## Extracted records
** Start **
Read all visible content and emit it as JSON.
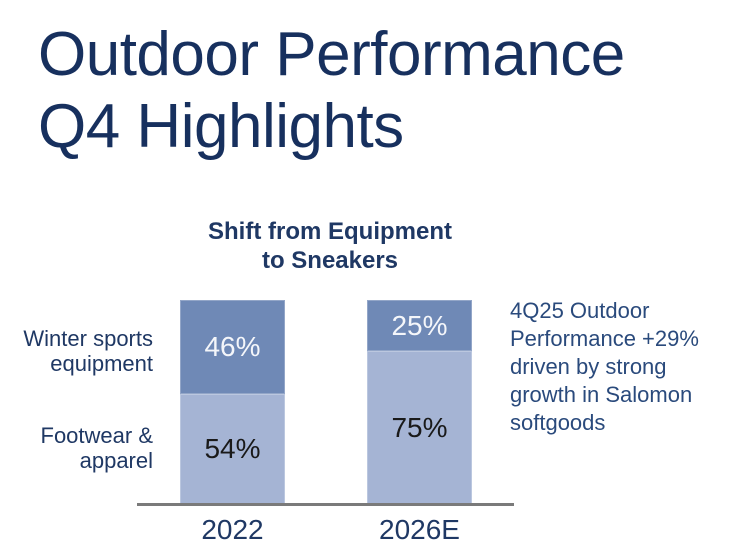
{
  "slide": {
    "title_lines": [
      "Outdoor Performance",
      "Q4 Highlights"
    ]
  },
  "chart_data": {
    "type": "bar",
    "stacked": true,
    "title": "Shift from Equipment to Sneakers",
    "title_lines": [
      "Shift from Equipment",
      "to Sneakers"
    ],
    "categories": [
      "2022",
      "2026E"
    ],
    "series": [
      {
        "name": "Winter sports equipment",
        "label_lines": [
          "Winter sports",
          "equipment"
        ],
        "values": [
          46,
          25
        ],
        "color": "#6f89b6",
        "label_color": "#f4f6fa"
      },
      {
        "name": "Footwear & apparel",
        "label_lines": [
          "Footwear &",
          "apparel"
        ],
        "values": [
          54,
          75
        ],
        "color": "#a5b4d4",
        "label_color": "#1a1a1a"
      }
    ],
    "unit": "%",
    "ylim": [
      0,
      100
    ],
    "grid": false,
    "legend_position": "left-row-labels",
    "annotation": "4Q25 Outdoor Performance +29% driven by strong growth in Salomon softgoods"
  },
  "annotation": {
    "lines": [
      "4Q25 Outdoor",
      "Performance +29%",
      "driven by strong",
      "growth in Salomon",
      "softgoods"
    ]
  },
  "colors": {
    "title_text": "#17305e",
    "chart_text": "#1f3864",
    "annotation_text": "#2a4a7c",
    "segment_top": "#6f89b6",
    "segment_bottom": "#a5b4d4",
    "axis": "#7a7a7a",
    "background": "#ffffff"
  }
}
** End **
## PROBLEM
Would you return the data exactly as written, without the pictures?

## EXERCISE RESULT
Read all visible content and emit it as JSON.
{
  "slide": {
    "title_lines": [
      "Outdoor Performance",
      "Q4 Highlights"
    ]
  },
  "chart_data": {
    "type": "bar",
    "stacked": true,
    "title": "Shift from Equipment to Sneakers",
    "title_lines": [
      "Shift from Equipment",
      "to Sneakers"
    ],
    "categories": [
      "2022",
      "2026E"
    ],
    "series": [
      {
        "name": "Winter sports equipment",
        "label_lines": [
          "Winter sports",
          "equipment"
        ],
        "values": [
          46,
          25
        ],
        "color": "#6f89b6",
        "label_color": "#f4f6fa"
      },
      {
        "name": "Footwear & apparel",
        "label_lines": [
          "Footwear &",
          "apparel"
        ],
        "values": [
          54,
          75
        ],
        "color": "#a5b4d4",
        "label_color": "#1a1a1a"
      }
    ],
    "unit": "%",
    "ylim": [
      0,
      100
    ],
    "grid": false,
    "legend_position": "left-row-labels",
    "annotation": "4Q25 Outdoor Performance +29% driven by strong growth in Salomon softgoods"
  },
  "annotation": {
    "lines": [
      "4Q25 Outdoor",
      "Performance +29%",
      "driven by strong",
      "growth in Salomon",
      "softgoods"
    ]
  },
  "colors": {
    "title_text": "#17305e",
    "chart_text": "#1f3864",
    "annotation_text": "#2a4a7c",
    "segment_top": "#6f89b6",
    "segment_bottom": "#a5b4d4",
    "axis": "#7a7a7a",
    "background": "#ffffff"
  }
}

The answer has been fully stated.